EXERCISE DIRECTIONS ::
Collect from the data below each line with "должен".
-- Start GIVEN DATA --
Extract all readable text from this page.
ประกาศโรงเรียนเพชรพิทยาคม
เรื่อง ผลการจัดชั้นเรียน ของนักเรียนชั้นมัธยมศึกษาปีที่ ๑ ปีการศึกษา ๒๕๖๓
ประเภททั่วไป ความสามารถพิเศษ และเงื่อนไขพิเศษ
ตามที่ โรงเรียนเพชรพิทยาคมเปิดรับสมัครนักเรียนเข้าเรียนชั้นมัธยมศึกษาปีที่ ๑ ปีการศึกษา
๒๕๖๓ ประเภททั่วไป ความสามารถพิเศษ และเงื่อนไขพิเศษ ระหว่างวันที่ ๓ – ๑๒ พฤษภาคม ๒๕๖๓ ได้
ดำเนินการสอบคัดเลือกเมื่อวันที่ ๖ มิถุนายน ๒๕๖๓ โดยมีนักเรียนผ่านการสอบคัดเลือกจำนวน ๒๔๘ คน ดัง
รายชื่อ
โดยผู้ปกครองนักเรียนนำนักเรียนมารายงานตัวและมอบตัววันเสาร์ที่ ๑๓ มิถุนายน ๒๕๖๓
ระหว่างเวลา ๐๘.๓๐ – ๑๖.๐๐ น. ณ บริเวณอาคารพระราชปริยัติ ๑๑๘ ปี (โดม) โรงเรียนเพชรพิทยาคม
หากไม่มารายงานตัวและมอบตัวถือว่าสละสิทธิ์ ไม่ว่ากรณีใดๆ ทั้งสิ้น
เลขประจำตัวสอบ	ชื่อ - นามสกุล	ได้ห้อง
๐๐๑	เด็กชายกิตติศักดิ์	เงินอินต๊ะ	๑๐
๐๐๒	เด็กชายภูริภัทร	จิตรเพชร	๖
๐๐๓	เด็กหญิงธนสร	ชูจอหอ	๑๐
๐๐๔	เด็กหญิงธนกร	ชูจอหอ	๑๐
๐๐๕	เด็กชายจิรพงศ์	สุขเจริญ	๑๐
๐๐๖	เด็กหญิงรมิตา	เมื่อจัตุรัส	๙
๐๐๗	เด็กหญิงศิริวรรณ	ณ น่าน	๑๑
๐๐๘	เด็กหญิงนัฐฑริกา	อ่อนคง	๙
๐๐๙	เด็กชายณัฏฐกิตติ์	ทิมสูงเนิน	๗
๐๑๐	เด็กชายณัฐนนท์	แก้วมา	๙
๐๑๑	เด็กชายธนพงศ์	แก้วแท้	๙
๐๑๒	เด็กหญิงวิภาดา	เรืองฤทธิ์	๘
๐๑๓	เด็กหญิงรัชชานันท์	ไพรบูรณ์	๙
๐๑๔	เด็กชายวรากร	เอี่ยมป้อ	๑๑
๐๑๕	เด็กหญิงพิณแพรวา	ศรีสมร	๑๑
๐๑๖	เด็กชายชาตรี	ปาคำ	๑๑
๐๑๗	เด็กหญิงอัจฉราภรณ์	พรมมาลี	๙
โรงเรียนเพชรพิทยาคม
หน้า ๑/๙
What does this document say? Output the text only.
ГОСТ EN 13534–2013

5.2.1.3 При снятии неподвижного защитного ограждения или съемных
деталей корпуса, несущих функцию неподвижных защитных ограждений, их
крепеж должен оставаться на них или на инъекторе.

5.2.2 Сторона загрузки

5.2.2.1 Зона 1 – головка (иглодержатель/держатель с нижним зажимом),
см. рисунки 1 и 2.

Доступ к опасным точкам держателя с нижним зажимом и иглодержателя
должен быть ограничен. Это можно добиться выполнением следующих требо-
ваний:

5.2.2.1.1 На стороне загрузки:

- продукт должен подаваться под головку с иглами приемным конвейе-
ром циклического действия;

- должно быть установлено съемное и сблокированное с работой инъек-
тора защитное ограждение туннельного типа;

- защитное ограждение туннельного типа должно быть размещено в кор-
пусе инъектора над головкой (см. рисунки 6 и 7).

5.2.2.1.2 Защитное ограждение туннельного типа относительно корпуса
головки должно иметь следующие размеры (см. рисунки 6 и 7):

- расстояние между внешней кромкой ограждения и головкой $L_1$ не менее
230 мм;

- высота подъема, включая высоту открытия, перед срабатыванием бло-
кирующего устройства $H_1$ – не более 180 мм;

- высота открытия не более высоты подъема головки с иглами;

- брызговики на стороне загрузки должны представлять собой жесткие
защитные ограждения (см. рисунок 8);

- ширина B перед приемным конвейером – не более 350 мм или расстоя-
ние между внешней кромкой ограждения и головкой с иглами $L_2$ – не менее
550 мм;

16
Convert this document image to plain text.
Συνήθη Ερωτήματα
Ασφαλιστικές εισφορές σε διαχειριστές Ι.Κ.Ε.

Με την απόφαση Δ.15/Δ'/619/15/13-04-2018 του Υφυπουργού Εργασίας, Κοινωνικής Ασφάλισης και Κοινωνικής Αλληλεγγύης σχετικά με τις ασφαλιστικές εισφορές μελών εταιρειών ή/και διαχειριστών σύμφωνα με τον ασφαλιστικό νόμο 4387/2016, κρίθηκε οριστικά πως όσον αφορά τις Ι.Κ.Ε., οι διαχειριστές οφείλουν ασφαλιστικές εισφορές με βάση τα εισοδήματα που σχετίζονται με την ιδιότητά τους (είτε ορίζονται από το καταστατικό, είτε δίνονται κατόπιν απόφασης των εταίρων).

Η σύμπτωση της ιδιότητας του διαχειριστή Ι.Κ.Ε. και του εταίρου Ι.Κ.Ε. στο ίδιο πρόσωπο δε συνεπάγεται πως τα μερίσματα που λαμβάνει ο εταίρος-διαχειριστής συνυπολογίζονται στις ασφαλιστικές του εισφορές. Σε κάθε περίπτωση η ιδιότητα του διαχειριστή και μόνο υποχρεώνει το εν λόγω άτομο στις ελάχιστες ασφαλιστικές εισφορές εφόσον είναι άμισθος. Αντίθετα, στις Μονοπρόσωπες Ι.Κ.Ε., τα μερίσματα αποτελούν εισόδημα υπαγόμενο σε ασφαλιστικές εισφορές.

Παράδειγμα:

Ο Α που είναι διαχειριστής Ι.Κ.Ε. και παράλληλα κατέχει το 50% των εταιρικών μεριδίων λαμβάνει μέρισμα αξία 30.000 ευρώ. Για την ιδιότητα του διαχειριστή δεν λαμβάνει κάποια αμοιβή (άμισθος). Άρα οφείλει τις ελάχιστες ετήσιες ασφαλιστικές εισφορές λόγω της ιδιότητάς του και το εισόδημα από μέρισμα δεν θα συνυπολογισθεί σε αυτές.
-- End GIVEN DATA --
RESPONSE TO THIS EXERCISE ::
крепеж должен оставаться на них или на инъекторе.
должен быть ограничен. Это можно добиться выполнением следующих требо-
- продукт должен подаваться под головку с иглами приемным конвейе-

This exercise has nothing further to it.